**SET TASK**: Pick out every line of the entries below where "name" occurs, and copy those lines.

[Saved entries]
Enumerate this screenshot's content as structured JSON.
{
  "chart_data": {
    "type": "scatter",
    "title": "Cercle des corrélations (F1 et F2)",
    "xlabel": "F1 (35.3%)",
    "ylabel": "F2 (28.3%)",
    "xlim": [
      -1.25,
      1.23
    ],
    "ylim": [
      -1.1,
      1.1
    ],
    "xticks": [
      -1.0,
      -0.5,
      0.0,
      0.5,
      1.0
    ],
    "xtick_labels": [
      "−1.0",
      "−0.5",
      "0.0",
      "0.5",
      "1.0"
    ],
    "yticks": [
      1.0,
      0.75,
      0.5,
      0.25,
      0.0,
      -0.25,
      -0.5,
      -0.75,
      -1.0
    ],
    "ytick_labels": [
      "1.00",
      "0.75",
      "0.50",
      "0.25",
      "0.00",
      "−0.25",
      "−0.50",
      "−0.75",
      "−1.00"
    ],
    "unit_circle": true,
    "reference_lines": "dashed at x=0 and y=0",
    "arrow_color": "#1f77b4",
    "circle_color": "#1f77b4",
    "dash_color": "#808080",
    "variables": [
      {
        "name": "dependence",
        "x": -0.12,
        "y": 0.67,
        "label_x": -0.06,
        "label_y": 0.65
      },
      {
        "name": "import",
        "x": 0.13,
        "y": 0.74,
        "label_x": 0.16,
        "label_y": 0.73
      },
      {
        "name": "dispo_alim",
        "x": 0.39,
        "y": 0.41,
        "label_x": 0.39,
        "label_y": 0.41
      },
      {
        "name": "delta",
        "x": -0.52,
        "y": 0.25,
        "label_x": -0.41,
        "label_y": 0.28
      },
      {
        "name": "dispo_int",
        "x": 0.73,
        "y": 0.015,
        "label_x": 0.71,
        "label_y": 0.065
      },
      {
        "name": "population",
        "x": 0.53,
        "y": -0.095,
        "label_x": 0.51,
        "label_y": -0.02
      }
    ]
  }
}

**RESPONSE FOR THIS EXERCISE**:
        "name": "dependence",
        "name": "import",
        "name": "dispo_alim",
        "name": "delta",
        "name": "dispo_int",
        "name": "population",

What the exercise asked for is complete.